● **WHAT THE EXERCISE ASKS**
Copy out all of the material exactly as presented.

(Dataset records)
★ ★ ★ ★ ★ ★ ★

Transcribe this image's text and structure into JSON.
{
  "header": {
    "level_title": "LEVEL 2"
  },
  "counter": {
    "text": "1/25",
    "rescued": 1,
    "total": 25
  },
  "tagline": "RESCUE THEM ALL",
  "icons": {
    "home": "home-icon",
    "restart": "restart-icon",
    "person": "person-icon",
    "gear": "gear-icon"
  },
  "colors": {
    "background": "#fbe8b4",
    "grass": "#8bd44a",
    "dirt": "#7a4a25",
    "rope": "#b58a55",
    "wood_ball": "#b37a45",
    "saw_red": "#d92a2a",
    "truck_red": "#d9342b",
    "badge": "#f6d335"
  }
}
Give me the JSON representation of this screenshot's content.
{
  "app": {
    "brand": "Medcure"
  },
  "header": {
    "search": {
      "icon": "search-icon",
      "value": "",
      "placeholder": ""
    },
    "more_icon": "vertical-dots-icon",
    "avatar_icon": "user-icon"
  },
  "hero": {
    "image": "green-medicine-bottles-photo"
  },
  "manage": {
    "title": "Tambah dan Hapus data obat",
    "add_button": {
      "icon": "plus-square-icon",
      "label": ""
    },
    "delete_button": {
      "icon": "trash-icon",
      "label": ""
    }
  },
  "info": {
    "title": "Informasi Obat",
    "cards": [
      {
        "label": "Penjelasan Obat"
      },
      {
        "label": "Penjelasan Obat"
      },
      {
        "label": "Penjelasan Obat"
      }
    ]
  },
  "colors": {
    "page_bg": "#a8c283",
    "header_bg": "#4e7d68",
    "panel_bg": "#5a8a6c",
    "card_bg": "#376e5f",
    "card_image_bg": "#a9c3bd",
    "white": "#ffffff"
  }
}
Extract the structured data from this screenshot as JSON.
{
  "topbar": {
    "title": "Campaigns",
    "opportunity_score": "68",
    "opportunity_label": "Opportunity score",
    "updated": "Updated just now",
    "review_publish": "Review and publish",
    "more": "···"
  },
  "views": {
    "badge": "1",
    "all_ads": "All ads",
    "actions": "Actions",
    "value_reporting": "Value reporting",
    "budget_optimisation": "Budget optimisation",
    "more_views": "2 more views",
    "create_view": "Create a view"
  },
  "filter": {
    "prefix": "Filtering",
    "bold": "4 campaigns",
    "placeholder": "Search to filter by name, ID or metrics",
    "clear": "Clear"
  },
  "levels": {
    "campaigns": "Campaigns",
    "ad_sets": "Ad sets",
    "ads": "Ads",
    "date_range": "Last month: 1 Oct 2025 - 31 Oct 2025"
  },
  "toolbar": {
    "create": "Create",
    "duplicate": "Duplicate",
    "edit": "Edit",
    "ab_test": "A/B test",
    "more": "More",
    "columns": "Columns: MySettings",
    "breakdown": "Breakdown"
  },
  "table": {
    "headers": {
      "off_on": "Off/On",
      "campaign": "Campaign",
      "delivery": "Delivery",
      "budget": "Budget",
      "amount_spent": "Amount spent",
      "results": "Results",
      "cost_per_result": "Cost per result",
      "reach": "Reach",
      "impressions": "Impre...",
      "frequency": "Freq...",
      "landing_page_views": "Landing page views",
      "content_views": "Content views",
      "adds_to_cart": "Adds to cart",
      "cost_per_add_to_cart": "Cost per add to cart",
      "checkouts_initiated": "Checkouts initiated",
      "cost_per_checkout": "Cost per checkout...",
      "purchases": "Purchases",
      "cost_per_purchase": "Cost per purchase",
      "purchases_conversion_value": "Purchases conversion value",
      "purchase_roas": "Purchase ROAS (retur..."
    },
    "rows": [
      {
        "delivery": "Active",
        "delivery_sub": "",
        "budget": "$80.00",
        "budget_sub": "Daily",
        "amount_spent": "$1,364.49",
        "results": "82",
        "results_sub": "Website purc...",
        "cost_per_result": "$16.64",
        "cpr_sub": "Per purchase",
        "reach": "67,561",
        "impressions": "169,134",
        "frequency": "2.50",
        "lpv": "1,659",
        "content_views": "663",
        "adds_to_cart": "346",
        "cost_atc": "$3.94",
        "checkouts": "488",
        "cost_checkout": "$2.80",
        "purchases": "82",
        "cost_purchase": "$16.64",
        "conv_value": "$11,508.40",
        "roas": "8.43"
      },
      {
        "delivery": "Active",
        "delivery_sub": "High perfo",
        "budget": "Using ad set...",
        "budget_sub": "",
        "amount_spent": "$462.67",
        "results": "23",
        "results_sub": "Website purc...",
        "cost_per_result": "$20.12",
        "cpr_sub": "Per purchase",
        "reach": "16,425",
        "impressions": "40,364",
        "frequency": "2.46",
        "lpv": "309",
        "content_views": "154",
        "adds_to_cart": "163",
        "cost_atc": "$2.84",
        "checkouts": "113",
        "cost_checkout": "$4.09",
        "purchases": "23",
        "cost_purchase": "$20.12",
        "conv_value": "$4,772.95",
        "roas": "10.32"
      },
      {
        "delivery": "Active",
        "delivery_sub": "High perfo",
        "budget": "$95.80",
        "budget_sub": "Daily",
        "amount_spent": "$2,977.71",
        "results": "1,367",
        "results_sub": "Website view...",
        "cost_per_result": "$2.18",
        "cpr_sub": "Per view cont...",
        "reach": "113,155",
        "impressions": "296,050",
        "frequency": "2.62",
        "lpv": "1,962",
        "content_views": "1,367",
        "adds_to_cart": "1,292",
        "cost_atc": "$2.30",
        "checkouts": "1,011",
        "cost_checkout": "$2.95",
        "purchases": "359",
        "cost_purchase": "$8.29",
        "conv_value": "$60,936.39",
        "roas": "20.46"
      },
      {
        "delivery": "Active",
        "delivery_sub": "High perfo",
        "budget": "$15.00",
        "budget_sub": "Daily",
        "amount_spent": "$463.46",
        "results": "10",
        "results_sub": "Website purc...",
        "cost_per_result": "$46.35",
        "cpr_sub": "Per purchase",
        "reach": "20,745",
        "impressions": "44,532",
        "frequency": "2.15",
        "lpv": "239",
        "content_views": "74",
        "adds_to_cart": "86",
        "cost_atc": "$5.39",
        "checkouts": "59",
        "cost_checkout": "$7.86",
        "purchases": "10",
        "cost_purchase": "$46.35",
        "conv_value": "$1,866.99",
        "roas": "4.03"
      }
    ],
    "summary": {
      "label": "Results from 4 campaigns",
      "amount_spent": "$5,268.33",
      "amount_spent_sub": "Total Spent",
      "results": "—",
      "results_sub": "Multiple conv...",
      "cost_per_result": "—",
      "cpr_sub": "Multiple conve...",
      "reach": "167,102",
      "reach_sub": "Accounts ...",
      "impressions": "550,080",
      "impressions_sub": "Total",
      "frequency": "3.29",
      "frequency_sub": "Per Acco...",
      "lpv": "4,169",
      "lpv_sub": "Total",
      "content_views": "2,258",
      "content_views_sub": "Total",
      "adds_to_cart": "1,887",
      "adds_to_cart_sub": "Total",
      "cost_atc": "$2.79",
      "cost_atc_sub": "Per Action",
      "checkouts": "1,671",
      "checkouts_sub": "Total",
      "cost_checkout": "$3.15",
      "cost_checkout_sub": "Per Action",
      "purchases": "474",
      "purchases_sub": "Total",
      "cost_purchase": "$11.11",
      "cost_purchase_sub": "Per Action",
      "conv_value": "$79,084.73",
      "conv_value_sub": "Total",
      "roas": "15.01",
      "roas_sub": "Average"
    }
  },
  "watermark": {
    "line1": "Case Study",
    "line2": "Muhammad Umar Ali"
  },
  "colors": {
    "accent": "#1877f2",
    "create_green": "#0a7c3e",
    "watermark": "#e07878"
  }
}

★ ★ ★ ★ ★ ★ ★

● **ANSWER IN FULL**
Transcribe this image's text and structure into JSON.
{
  "header": {
    "level_title": "LEVEL 2"
  },
  "counter": {
    "text": "1/25",
    "rescued": 1,
    "total": 25
  },
  "tagline": "RESCUE THEM ALL",
  "icons": {
    "home": "home-icon",
    "restart": "restart-icon",
    "person": "person-icon",
    "gear": "gear-icon"
  },
  "colors": {
    "background": "#fbe8b4",
    "grass": "#8bd44a",
    "dirt": "#7a4a25",
    "rope": "#b58a55",
    "wood_ball": "#b37a45",
    "saw_red": "#d92a2a",
    "truck_red": "#d9342b",
    "badge": "#f6d335"
  }
}
Give me the JSON representation of this screenshot's content.
{
  "app": {
    "brand": "Medcure"
  },
  "header": {
    "search": {
      "icon": "search-icon",
      "value": "",
      "placeholder": ""
    },
    "more_icon": "vertical-dots-icon",
    "avatar_icon": "user-icon"
  },
  "hero": {
    "image": "green-medicine-bottles-photo"
  },
  "manage": {
    "title": "Tambah dan Hapus data obat",
    "add_button": {
      "icon": "plus-square-icon",
      "label": ""
    },
    "delete_button": {
      "icon": "trash-icon",
      "label": ""
    }
  },
  "info": {
    "title": "Informasi Obat",
    "cards": [
      {
        "label": "Penjelasan Obat"
      },
      {
        "label": "Penjelasan Obat"
      },
      {
        "label": "Penjelasan Obat"
      }
    ]
  },
  "colors": {
    "page_bg": "#a8c283",
    "header_bg": "#4e7d68",
    "panel_bg": "#5a8a6c",
    "card_bg": "#376e5f",
    "card_image_bg": "#a9c3bd",
    "white": "#ffffff"
  }
}
Extract the structured data from this screenshot as JSON.
{
  "topbar": {
    "title": "Campaigns",
    "opportunity_score": "68",
    "opportunity_label": "Opportunity score",
    "updated": "Updated just now",
    "review_publish": "Review and publish",
    "more": "···"
  },
  "views": {
    "badge": "1",
    "all_ads": "All ads",
    "actions": "Actions",
    "value_reporting": "Value reporting",
    "budget_optimisation": "Budget optimisation",
    "more_views": "2 more views",
    "create_view": "Create a view"
  },
  "filter": {
    "prefix": "Filtering",
    "bold": "4 campaigns",
    "placeholder": "Search to filter by name, ID or metrics",
    "clear": "Clear"
  },
  "levels": {
    "campaigns": "Campaigns",
    "ad_sets": "Ad sets",
    "ads": "Ads",
    "date_range": "Last month: 1 Oct 2025 - 31 Oct 2025"
  },
  "toolbar": {
    "create": "Create",
    "duplicate": "Duplicate",
    "edit": "Edit",
    "ab_test": "A/B test",
    "more": "More",
    "columns": "Columns: MySettings",
    "breakdown": "Breakdown"
  },
  "table": {
    "headers": {
      "off_on": "Off/On",
      "campaign": "Campaign",
      "delivery": "Delivery",
      "budget": "Budget",
      "amount_spent": "Amount spent",
      "results": "Results",
      "cost_per_result": "Cost per result",
      "reach": "Reach",
      "impressions": "Impre...",
      "frequency": "Freq...",
      "landing_page_views": "Landing page views",
      "content_views": "Content views",
      "adds_to_cart": "Adds to cart",
      "cost_per_add_to_cart": "Cost per add to cart",
      "checkouts_initiated": "Checkouts initiated",
      "cost_per_checkout": "Cost per checkout...",
      "purchases": "Purchases",
      "cost_per_purchase": "Cost per purchase",
      "purchases_conversion_value": "Purchases conversion value",
      "purchase_roas": "Purchase ROAS (retur..."
    },
    "rows": [
      {
        "delivery": "Active",
        "delivery_sub": "",
        "budget": "$80.00",
        "budget_sub": "Daily",
        "amount_spent": "$1,364.49",
        "results": "82",
        "results_sub": "Website purc...",
        "cost_per_result": "$16.64",
        "cpr_sub": "Per purchase",
        "reach": "67,561",
        "impressions": "169,134",
        "frequency": "2.50",
        "lpv": "1,659",
        "content_views": "663",
        "adds_to_cart": "346",
        "cost_atc": "$3.94",
        "checkouts": "488",
        "cost_checkout": "$2.80",
        "purchases": "82",
        "cost_purchase": "$16.64",
        "conv_value": "$11,508.40",
        "roas": "8.43"
      },
      {
        "delivery": "Active",
        "delivery_sub": "High perfo",
        "budget": "Using ad set...",
        "budget_sub": "",
        "amount_spent": "$462.67",
        "results": "23",
        "results_sub": "Website purc...",
        "cost_per_result": "$20.12",
        "cpr_sub": "Per purchase",
        "reach": "16,425",
        "impressions": "40,364",
        "frequency": "2.46",
        "lpv": "309",
        "content_views": "154",
        "adds_to_cart": "163",
        "cost_atc": "$2.84",
        "checkouts": "113",
        "cost_checkout": "$4.09",
        "purchases": "23",
        "cost_purchase": "$20.12",
        "conv_value": "$4,772.95",
        "roas": "10.32"
      },
      {
        "delivery": "Active",
        "delivery_sub": "High perfo",
        "budget": "$95.80",
        "budget_sub": "Daily",
        "amount_spent": "$2,977.71",
        "results": "1,367",
        "results_sub": "Website view...",
        "cost_per_result": "$2.18",
        "cpr_sub": "Per view cont...",
        "reach": "113,155",
        "impressions": "296,050",
        "frequency": "2.62",
        "lpv": "1,962",
        "content_views": "1,367",
        "adds_to_cart": "1,292",
        "cost_atc": "$2.30",
        "checkouts": "1,011",
        "cost_checkout": "$2.95",
        "purchases": "359",
        "cost_purchase": "$8.29",
        "conv_value": "$60,936.39",
        "roas": "20.46"
      },
      {
        "delivery": "Active",
        "delivery_sub": "High perfo",
        "budget": "$15.00",
        "budget_sub": "Daily",
        "amount_spent": "$463.46",
        "results": "10",
        "results_sub": "Website purc...",
        "cost_per_result": "$46.35",
        "cpr_sub": "Per purchase",
        "reach": "20,745",
        "impressions": "44,532",
        "frequency": "2.15",
        "lpv": "239",
        "content_views": "74",
        "adds_to_cart": "86",
        "cost_atc": "$5.39",
        "checkouts": "59",
        "cost_checkout": "$7.86",
        "purchases": "10",
        "cost_purchase": "$46.35",
        "conv_value": "$1,866.99",
        "roas": "4.03"
      }
    ],
    "summary": {
      "label": "Results from 4 campaigns",
      "amount_spent": "$5,268.33",
      "amount_spent_sub": "Total Spent",
      "results": "—",
      "results_sub": "Multiple conv...",
      "cost_per_result": "—",
      "cpr_sub": "Multiple conve...",
      "reach": "167,102",
      "reach_sub": "Accounts ...",
      "impressions": "550,080",
      "impressions_sub": "Total",
      "frequency": "3.29",
      "frequency_sub": "Per Acco...",
      "lpv": "4,169",
      "lpv_sub": "Total",
      "content_views": "2,258",
      "content_views_sub": "Total",
      "adds_to_cart": "1,887",
      "adds_to_cart_sub": "Total",
      "cost_atc": "$2.79",
      "cost_atc_sub": "Per Action",
      "checkouts": "1,671",
      "checkouts_sub": "Total",
      "cost_checkout": "$3.15",
      "cost_checkout_sub": "Per Action",
      "purchases": "474",
      "purchases_sub": "Total",
      "cost_purchase": "$11.11",
      "cost_purchase_sub": "Per Action",
      "conv_value": "$79,084.73",
      "conv_value_sub": "Total",
      "roas": "15.01",
      "roas_sub": "Average"
    }
  },
  "watermark": {
    "line1": "Case Study",
    "line2": "Muhammad Umar Ali"
  },
  "colors": {
    "accent": "#1877f2",
    "create_green": "#0a7c3e",
    "watermark": "#e07878"
  }
}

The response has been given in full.